Copy the records from their first line through the line containing "console-log-value: 900 xyxy=(1566,405,1601,427)", swapping "console-log-row" for "console-entry" and leaving everything else unchanged.
** Begin SOURCE DATA **
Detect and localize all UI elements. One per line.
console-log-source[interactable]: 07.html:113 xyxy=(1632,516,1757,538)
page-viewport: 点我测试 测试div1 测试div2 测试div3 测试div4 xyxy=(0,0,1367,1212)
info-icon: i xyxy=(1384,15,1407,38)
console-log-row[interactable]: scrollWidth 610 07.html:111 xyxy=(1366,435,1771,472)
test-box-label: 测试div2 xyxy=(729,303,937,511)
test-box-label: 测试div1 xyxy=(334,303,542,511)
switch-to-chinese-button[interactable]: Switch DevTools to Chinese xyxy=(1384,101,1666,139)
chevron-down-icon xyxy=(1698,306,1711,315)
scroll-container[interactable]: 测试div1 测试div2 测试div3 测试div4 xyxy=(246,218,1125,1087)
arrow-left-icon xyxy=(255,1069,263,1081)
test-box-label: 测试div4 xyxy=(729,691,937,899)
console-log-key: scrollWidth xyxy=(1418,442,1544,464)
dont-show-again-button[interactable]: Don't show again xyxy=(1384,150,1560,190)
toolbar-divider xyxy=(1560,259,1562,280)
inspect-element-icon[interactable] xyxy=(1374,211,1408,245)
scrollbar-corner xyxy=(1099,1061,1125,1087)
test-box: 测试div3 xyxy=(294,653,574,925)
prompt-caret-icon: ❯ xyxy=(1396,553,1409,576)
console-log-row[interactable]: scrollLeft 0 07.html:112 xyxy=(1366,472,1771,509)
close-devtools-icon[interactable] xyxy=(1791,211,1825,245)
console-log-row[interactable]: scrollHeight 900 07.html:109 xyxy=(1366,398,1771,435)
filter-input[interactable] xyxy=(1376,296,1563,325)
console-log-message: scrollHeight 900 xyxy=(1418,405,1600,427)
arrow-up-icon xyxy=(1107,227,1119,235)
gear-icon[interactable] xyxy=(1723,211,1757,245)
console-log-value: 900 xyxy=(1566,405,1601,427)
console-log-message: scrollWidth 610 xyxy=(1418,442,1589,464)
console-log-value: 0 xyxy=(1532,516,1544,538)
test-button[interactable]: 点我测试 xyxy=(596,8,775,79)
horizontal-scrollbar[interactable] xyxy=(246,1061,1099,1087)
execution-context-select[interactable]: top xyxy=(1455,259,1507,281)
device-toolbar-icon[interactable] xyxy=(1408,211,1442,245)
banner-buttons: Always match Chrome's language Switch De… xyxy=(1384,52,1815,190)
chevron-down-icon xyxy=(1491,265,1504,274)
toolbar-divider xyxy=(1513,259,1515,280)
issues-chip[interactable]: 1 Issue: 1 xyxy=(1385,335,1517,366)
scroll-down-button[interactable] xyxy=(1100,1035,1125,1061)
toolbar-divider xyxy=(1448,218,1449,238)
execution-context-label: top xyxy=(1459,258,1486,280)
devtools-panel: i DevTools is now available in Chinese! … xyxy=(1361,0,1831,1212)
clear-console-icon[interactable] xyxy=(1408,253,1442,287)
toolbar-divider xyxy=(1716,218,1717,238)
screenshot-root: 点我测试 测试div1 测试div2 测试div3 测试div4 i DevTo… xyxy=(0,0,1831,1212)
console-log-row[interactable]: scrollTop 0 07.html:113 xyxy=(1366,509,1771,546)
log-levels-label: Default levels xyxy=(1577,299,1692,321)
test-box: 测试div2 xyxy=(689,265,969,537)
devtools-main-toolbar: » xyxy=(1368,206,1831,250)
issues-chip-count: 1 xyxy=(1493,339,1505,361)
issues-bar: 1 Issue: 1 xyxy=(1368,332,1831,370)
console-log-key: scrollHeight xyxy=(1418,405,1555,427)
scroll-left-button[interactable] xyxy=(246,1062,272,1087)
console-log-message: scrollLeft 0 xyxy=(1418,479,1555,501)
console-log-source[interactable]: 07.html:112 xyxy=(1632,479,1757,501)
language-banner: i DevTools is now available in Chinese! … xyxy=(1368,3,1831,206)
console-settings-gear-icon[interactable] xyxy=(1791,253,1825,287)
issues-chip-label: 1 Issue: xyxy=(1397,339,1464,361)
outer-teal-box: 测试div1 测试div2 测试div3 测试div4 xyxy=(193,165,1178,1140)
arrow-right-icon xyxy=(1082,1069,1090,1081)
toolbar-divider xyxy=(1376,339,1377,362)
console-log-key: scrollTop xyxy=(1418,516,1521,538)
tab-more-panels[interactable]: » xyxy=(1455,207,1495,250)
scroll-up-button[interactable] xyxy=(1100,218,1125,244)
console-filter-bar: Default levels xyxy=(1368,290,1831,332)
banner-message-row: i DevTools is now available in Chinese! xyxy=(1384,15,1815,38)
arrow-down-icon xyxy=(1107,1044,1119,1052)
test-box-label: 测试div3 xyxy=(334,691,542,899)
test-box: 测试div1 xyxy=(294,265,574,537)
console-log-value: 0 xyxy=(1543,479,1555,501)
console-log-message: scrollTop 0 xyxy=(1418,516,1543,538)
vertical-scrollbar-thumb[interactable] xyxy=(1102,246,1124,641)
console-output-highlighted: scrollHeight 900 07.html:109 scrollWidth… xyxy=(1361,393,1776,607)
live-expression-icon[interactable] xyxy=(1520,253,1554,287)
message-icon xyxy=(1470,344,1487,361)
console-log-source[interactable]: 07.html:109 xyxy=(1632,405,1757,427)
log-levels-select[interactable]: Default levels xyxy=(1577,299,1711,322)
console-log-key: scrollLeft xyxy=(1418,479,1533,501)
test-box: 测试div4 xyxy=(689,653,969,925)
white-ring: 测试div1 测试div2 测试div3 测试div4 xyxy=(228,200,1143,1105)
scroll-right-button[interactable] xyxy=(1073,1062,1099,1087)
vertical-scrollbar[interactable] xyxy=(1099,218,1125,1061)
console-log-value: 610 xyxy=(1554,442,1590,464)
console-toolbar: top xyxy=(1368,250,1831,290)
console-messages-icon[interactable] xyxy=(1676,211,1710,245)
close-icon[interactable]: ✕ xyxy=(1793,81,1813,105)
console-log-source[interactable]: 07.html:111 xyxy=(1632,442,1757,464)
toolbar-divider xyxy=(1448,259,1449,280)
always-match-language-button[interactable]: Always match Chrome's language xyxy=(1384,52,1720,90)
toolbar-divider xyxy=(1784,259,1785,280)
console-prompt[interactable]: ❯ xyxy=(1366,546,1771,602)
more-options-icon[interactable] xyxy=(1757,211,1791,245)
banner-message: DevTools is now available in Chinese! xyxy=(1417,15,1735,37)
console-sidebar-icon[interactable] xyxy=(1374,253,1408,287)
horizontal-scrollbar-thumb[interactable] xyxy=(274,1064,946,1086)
** End SOURCE DATA **
### EXERCISE ANSWER:
Detect and localize all UI elements. One per line.
console-log-source[interactable]: 07.html:113 xyxy=(1632,516,1757,538)
page-viewport: 点我测试 测试div1 测试div2 测试div3 测试div4 xyxy=(0,0,1367,1212)
info-icon: i xyxy=(1384,15,1407,38)
console-entry[interactable]: scrollWidth 610 07.html:111 xyxy=(1366,435,1771,472)
test-box-label: 测试div2 xyxy=(729,303,937,511)
test-box-label: 测试div1 xyxy=(334,303,542,511)
switch-to-chinese-button[interactable]: Switch DevTools to Chinese xyxy=(1384,101,1666,139)
chevron-down-icon xyxy=(1698,306,1711,315)
scroll-container[interactable]: 测试div1 测试div2 测试div3 测试div4 xyxy=(246,218,1125,1087)
arrow-left-icon xyxy=(255,1069,263,1081)
test-box-label: 测试div4 xyxy=(729,691,937,899)
console-log-key: scrollWidth xyxy=(1418,442,1544,464)
dont-show-again-button[interactable]: Don't show again xyxy=(1384,150,1560,190)
toolbar-divider xyxy=(1560,259,1562,280)
inspect-element-icon[interactable] xyxy=(1374,211,1408,245)
scrollbar-corner xyxy=(1099,1061,1125,1087)
test-box: 测试div3 xyxy=(294,653,574,925)
prompt-caret-icon: ❯ xyxy=(1396,553,1409,576)
console-entry[interactable]: scrollLeft 0 07.html:112 xyxy=(1366,472,1771,509)
close-devtools-icon[interactable] xyxy=(1791,211,1825,245)
console-entry[interactable]: scrollHeight 900 07.html:109 xyxy=(1366,398,1771,435)
filter-input[interactable] xyxy=(1376,296,1563,325)
console-log-message: scrollHeight 900 xyxy=(1418,405,1600,427)
arrow-up-icon xyxy=(1107,227,1119,235)
gear-icon[interactable] xyxy=(1723,211,1757,245)
console-log-value: 900 xyxy=(1566,405,1601,427)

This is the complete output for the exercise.